[start of LISTED RECORDS]

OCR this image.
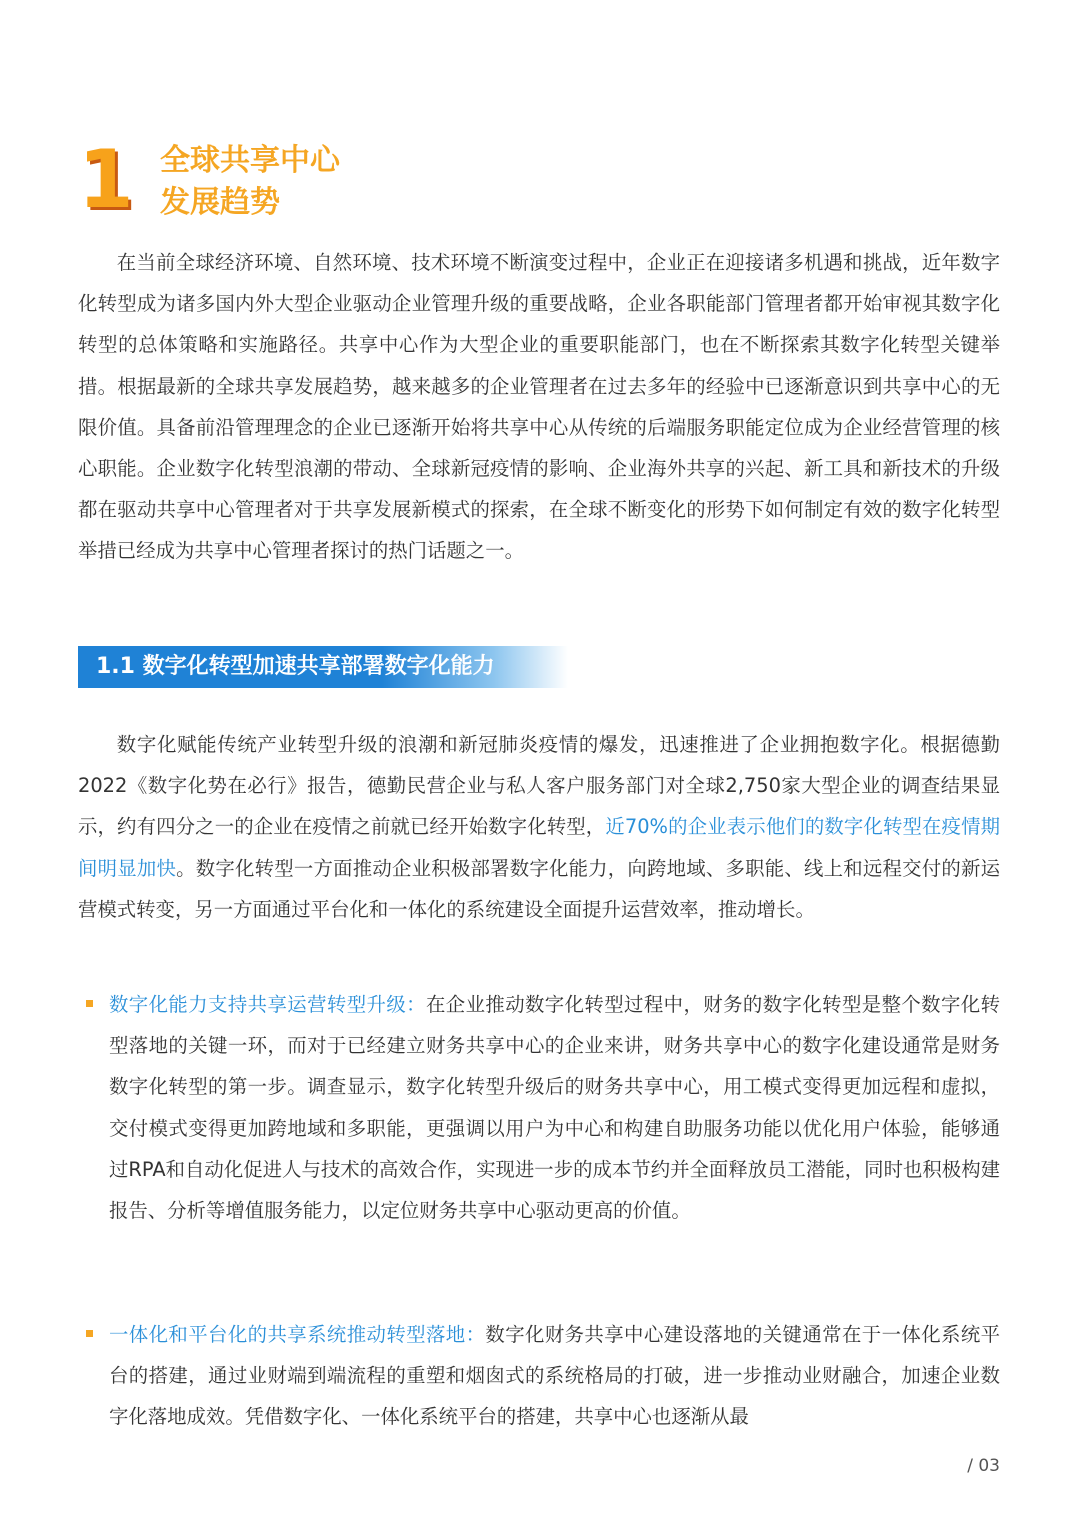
1 全球共享中心
发展趋势

在当前全球经济环境、自然环境、技术环境不断演变过程中，企业正在迎接诸多机遇和挑战，近年数字化转型成为诸多国内外大型企业驱动企业管理升级的重要战略，企业各职能部门管理者都开始审视其数字化转型的总体策略和实施路径。共享中心作为大型企业的重要职能部门，也在不断探索其数字化转型关键举措。根据最新的全球共享发展趋势，越来越多的企业管理者在过去多年的经验中已逐渐意识到共享中心的无限价值。具备前沿管理理念的企业已逐渐开始将共享中心从传统的后端服务职能定位成为企业经营管理的核心职能。企业数字化转型浪潮的带动、全球新冠疫情的影响、企业海外共享的兴起、新工具和新技术的升级都在驱动共享中心管理者对于共享发展新模式的探索，在全球不断变化的形势下如何制定有效的数字化转型举措已经成为共享中心管理者探讨的热门话题之一。

1.1 数字化转型加速共享部署数字化能力

数字化赋能传统产业转型升级的浪潮和新冠肺炎疫情的爆发，迅速推进了企业拥抱数字化。根据德勤2022《数字化势在必行》报告，德勤民营企业与私人客户服务部门对全球2,750家大型企业的调查结果显示，约有四分之一的企业在疫情之前就已经开始数字化转型，近70%的企业表示他们的数字化转型在疫情期间明显加快。数字化转型一方面推动企业积极部署数字化能力，向跨地域、多职能、线上和远程交付的新运营模式转变，另一方面通过平台化和一体化的系统建设全面提升运营效率，推动增长。

数字化能力支持共享运营转型升级：在企业推动数字化转型过程中，财务的数字化转型是整个数字化转型落地的关键一环，而对于已经建立财务共享中心的企业来讲，财务共享中心的数字化建设通常是财务数字化转型的第一步。调查显示，数字化转型升级后的财务共享中心，用工模式变得更加远程和虚拟，交付模式变得更加跨地域和多职能，更强调以用户为中心和构建自助服务功能以优化用户体验，能够通过RPA和自动化促进人与技术的高效合作，实现进一步的成本节约并全面释放员工潜能，同时也积极构建报告、分析等增值服务能力，以定位财务共享中心驱动更高的价值。

一体化和平台化的共享系统推动转型落地：数字化财务共享中心建设落地的关键通常在于一体化系统平台的搭建，通过业财端到端流程的重塑和烟囱式的系统格局的打破，进一步推动业财融合，加速企业数字化落地成效。凭借数字化、一体化系统平台的搭建，共享中心也逐渐从最

/ 03
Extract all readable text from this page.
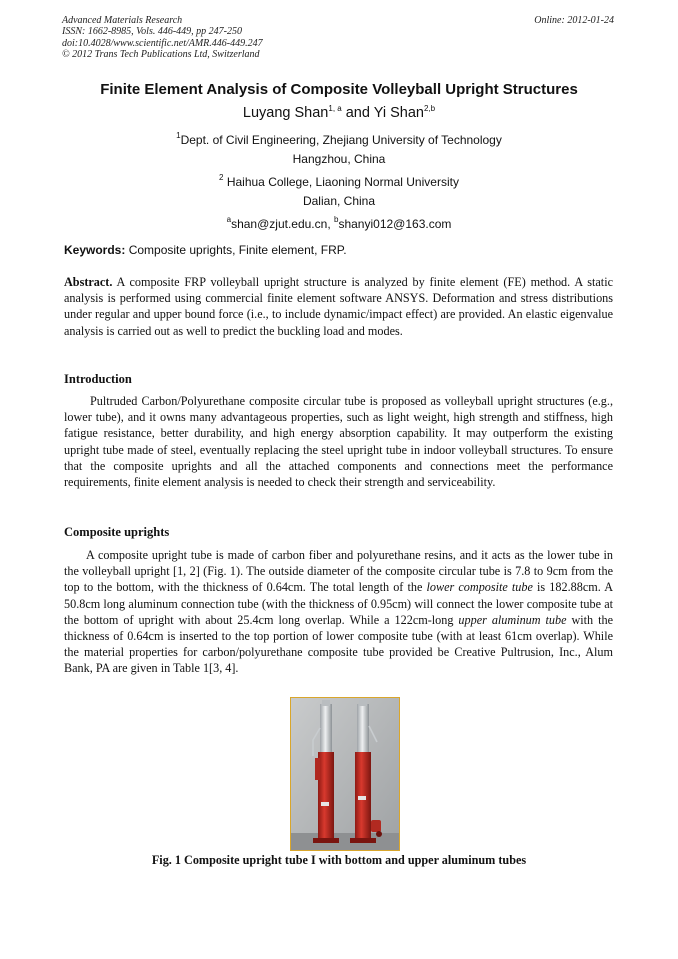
Advanced Materials Research
ISSN: 1662-8985, Vols. 446-449, pp 247-250
doi:10.4028/www.scientific.net/AMR.446-449.247
© 2012 Trans Tech Publications Ltd, Switzerland
Online: 2012-01-24
Finite Element Analysis of Composite Volleyball Upright Structures
Luyang Shan$^{1, a}$ and Yi Shan$^{2,b}$
$^1$Dept. of Civil Engineering, Zhejiang University of Technology
Hangzhou, China
$^2$ Haihua College, Liaoning Normal University
Dalian, China
$^a$shan@zjut.edu.cn, $^b$shanyi012@163.com
Keywords: Composite uprights, Finite element, FRP.
Abstract. A composite FRP volleyball upright structure is analyzed by finite element (FE) method. A static analysis is performed using commercial finite element software ANSYS. Deformation and stress distributions under regular and upper bound force (i.e., to include dynamic/impact effect) are provided. An elastic eigenvalue analysis is carried out as well to predict the buckling load and modes.
Introduction
Pultruded Carbon/Polyurethane composite circular tube is proposed as volleyball upright structures (e.g., lower tube), and it owns many advantageous properties, such as light weight, high strength and stiffness, high fatigue resistance, better durability, and high energy absorption capability. It may outperform the existing upright tube made of steel, eventually replacing the steel upright tube in indoor volleyball structures. To ensure that the composite uprights and all the attached components and connections meet the performance requirements, finite element analysis is needed to check their strength and serviceability.
Composite uprights
A composite upright tube is made of carbon fiber and polyurethane resins, and it acts as the lower tube in the volleyball upright [1, 2] (Fig. 1). The outside diameter of the composite circular tube is 7.8 to 9cm from the top to the bottom, with the thickness of 0.64cm. The total length of the lower composite tube is 182.88cm. A 50.8cm long aluminum connection tube (with the thickness of 0.95cm) will connect the lower composite tube at the bottom of upright with about 25.4cm long overlap. While a 122cm-long upper aluminum tube with the thickness of 0.64cm is inserted to the top portion of lower composite tube (with at least 61cm overlap). While the material properties for carbon/polyurethane composite tube provided be Creative Pultrusion, Inc., Alum Bank, PA are given in Table 1[3, 4].
Fig. 1 Composite upright tube I with bottom and upper aluminum tubes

[end of LISTED RECORDS]

* [WRITTEN INSTRUCTION]: Omit all pictures while transcribing the entries verbatim.

* [SOLUTION FOR THIS PROBLEM]:
OCR this image.
1 全球共享中心
发展趋势

在当前全球经济环境、自然环境、技术环境不断演变过程中，企业正在迎接诸多机遇和挑战，近年数字化转型成为诸多国内外大型企业驱动企业管理升级的重要战略，企业各职能部门管理者都开始审视其数字化转型的总体策略和实施路径。共享中心作为大型企业的重要职能部门，也在不断探索其数字化转型关键举措。根据最新的全球共享发展趋势，越来越多的企业管理者在过去多年的经验中已逐渐意识到共享中心的无限价值。具备前沿管理理念的企业已逐渐开始将共享中心从传统的后端服务职能定位成为企业经营管理的核心职能。企业数字化转型浪潮的带动、全球新冠疫情的影响、企业海外共享的兴起、新工具和新技术的升级都在驱动共享中心管理者对于共享发展新模式的探索，在全球不断变化的形势下如何制定有效的数字化转型举措已经成为共享中心管理者探讨的热门话题之一。

1.1 数字化转型加速共享部署数字化能力

数字化赋能传统产业转型升级的浪潮和新冠肺炎疫情的爆发，迅速推进了企业拥抱数字化。根据德勤2022《数字化势在必行》报告，德勤民营企业与私人客户服务部门对全球2,750家大型企业的调查结果显示，约有四分之一的企业在疫情之前就已经开始数字化转型，近70%的企业表示他们的数字化转型在疫情期间明显加快。数字化转型一方面推动企业积极部署数字化能力，向跨地域、多职能、线上和远程交付的新运营模式转变，另一方面通过平台化和一体化的系统建设全面提升运营效率，推动增长。

数字化能力支持共享运营转型升级：在企业推动数字化转型过程中，财务的数字化转型是整个数字化转型落地的关键一环，而对于已经建立财务共享中心的企业来讲，财务共享中心的数字化建设通常是财务数字化转型的第一步。调查显示，数字化转型升级后的财务共享中心，用工模式变得更加远程和虚拟，交付模式变得更加跨地域和多职能，更强调以用户为中心和构建自助服务功能以优化用户体验，能够通过RPA和自动化促进人与技术的高效合作，实现进一步的成本节约并全面释放员工潜能，同时也积极构建报告、分析等增值服务能力，以定位财务共享中心驱动更高的价值。

一体化和平台化的共享系统推动转型落地：数字化财务共享中心建设落地的关键通常在于一体化系统平台的搭建，通过业财端到端流程的重塑和烟囱式的系统格局的打破，进一步推动业财融合，加速企业数字化落地成效。凭借数字化、一体化系统平台的搭建，共享中心也逐渐从最

/ 03
Extract all readable text from this page.
Advanced Materials Research
ISSN: 1662-8985, Vols. 446-449, pp 247-250
doi:10.4028/www.scientific.net/AMR.446-449.247
© 2012 Trans Tech Publications Ltd, Switzerland
Online: 2012-01-24
Finite Element Analysis of Composite Volleyball Upright Structures
Luyang Shan$^{1, a}$ and Yi Shan$^{2,b}$
$^1$Dept. of Civil Engineering, Zhejiang University of Technology
Hangzhou, China
$^2$ Haihua College, Liaoning Normal University
Dalian, China
$^a$shan@zjut.edu.cn, $^b$shanyi012@163.com
Keywords: Composite uprights, Finite element, FRP.
Abstract. A composite FRP volleyball upright structure is analyzed by finite element (FE) method. A static analysis is performed using commercial finite element software ANSYS. Deformation and stress distributions under regular and upper bound force (i.e., to include dynamic/impact effect) are provided. An elastic eigenvalue analysis is carried out as well to predict the buckling load and modes.
Introduction
Pultruded Carbon/Polyurethane composite circular tube is proposed as volleyball upright structures (e.g., lower tube), and it owns many advantageous properties, such as light weight, high strength and stiffness, high fatigue resistance, better durability, and high energy absorption capability. It may outperform the existing upright tube made of steel, eventually replacing the steel upright tube in indoor volleyball structures. To ensure that the composite uprights and all the attached components and connections meet the performance requirements, finite element analysis is needed to check their strength and serviceability.
Composite uprights
A composite upright tube is made of carbon fiber and polyurethane resins, and it acts as the lower tube in the volleyball upright [1, 2] (Fig. 1). The outside diameter of the composite circular tube is 7.8 to 9cm from the top to the bottom, with the thickness of 0.64cm. The total length of the lower composite tube is 182.88cm. A 50.8cm long aluminum connection tube (with the thickness of 0.95cm) will connect the lower composite tube at the bottom of upright with about 25.4cm long overlap. While a 122cm-long upper aluminum tube with the thickness of 0.64cm is inserted to the top portion of lower composite tube (with at least 61cm overlap). While the material properties for carbon/polyurethane composite tube provided be Creative Pultrusion, Inc., Alum Bank, PA are given in Table 1[3, 4].
Fig. 1 Composite upright tube I with bottom and upper aluminum tubes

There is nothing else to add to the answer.